_Exercise brief_
Locate each line with the string "triangle" in the listing below and copy it.

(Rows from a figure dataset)
====

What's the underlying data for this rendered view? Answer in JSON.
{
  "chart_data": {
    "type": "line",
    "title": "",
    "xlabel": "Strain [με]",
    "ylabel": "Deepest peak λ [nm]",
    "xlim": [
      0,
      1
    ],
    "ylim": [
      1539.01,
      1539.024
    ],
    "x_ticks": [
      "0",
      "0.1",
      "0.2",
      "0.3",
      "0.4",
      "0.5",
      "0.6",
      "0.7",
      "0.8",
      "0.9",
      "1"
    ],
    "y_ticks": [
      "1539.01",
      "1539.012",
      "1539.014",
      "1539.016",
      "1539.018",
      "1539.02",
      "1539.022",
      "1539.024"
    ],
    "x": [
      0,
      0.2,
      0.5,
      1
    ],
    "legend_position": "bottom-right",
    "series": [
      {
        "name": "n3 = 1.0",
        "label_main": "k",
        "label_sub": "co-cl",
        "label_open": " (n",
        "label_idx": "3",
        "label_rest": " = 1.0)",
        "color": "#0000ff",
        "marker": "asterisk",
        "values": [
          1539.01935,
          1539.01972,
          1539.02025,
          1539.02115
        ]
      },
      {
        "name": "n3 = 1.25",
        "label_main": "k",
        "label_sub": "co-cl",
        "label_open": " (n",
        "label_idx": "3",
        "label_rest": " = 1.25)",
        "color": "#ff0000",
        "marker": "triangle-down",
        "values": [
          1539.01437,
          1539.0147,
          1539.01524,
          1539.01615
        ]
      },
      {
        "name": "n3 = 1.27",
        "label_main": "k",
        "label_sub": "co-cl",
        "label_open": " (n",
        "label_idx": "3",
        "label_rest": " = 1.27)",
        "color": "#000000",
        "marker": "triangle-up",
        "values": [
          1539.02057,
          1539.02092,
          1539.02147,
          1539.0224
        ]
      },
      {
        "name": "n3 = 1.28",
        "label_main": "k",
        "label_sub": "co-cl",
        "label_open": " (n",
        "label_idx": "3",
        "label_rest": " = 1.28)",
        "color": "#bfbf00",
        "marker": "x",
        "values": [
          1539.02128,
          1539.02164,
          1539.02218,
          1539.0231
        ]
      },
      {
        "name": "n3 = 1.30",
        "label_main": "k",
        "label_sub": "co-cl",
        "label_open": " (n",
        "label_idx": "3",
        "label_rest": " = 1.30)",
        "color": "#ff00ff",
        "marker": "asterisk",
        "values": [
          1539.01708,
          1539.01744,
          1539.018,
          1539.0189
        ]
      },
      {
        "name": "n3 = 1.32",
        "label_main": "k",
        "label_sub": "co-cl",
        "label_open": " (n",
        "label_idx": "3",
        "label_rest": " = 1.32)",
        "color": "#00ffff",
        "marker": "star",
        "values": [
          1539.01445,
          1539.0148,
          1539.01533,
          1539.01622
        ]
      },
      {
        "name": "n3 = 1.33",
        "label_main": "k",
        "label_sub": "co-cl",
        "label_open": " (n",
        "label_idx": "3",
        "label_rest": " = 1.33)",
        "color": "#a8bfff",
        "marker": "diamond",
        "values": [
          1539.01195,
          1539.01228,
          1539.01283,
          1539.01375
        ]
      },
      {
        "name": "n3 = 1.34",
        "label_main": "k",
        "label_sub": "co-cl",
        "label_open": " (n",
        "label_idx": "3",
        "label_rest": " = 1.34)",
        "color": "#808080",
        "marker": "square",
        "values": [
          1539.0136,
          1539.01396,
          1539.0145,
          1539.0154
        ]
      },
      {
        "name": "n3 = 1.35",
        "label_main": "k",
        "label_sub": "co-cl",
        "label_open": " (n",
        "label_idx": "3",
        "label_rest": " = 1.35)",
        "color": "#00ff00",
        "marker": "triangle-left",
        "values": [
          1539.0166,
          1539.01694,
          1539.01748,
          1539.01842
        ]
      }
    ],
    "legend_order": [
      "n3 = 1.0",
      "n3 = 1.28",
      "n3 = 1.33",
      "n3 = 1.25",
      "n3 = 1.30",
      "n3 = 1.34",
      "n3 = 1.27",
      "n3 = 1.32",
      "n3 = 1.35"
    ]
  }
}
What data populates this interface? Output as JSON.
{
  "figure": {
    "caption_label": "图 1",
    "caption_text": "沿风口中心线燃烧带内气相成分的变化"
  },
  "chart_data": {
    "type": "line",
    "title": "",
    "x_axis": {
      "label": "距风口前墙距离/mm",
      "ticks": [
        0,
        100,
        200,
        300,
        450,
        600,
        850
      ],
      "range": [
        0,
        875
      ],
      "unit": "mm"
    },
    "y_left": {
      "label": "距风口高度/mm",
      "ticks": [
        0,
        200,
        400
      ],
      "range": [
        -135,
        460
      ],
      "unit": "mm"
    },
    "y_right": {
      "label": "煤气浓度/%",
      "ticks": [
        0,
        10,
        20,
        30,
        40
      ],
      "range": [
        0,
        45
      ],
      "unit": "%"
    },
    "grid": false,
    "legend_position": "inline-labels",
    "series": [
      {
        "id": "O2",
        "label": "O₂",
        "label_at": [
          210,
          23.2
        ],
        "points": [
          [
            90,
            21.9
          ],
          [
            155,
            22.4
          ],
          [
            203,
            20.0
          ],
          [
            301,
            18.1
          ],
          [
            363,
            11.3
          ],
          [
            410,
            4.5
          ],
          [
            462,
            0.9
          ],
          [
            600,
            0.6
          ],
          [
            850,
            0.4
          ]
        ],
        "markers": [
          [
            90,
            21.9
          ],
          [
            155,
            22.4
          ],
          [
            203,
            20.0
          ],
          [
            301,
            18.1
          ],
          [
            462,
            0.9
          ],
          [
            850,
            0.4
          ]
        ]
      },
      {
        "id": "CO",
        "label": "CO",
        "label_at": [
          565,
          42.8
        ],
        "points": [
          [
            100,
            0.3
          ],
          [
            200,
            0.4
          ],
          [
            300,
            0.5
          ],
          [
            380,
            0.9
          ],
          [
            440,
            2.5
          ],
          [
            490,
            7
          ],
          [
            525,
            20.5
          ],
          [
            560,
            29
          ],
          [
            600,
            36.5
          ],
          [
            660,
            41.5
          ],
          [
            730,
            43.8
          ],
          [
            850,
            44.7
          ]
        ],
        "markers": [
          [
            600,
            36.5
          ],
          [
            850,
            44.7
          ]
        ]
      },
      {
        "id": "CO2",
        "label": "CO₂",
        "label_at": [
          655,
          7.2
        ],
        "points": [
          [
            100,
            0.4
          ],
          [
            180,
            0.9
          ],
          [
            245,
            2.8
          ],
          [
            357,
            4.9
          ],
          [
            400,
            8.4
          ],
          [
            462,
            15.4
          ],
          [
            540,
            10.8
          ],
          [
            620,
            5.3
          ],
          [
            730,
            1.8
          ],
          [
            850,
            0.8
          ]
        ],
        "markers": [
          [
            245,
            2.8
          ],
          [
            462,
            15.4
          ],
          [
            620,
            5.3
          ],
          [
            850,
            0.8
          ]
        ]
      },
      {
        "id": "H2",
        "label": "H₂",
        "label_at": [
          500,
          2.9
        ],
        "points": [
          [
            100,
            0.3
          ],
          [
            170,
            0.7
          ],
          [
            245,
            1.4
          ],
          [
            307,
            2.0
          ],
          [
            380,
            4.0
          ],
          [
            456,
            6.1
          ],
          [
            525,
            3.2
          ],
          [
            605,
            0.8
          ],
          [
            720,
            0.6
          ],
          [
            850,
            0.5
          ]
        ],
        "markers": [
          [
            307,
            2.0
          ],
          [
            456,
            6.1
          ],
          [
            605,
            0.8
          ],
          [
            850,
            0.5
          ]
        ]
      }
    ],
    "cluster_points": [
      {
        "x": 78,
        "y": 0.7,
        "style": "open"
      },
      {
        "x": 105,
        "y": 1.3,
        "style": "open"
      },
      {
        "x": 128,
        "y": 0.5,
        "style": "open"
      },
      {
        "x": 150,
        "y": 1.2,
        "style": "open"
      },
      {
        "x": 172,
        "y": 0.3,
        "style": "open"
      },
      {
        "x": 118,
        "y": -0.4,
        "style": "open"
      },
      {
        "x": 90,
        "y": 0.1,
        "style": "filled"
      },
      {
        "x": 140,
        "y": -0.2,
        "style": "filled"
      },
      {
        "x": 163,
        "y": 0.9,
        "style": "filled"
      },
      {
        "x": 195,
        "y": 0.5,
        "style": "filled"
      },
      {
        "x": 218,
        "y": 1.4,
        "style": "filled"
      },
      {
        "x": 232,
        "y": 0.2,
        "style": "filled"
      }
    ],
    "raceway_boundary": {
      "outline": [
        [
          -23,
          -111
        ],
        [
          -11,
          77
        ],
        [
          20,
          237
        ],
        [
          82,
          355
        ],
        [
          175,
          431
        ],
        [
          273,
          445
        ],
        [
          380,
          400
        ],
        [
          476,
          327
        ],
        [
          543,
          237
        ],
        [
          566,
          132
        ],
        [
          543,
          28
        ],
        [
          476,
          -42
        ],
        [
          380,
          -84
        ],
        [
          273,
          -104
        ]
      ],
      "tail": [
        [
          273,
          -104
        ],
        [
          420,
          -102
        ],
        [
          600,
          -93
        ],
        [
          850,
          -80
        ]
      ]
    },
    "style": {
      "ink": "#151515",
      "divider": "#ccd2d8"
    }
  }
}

====

_Exercise response_
        "marker": "triangle-down",
        "marker": "triangle-up",
        "marker": "triangle-left",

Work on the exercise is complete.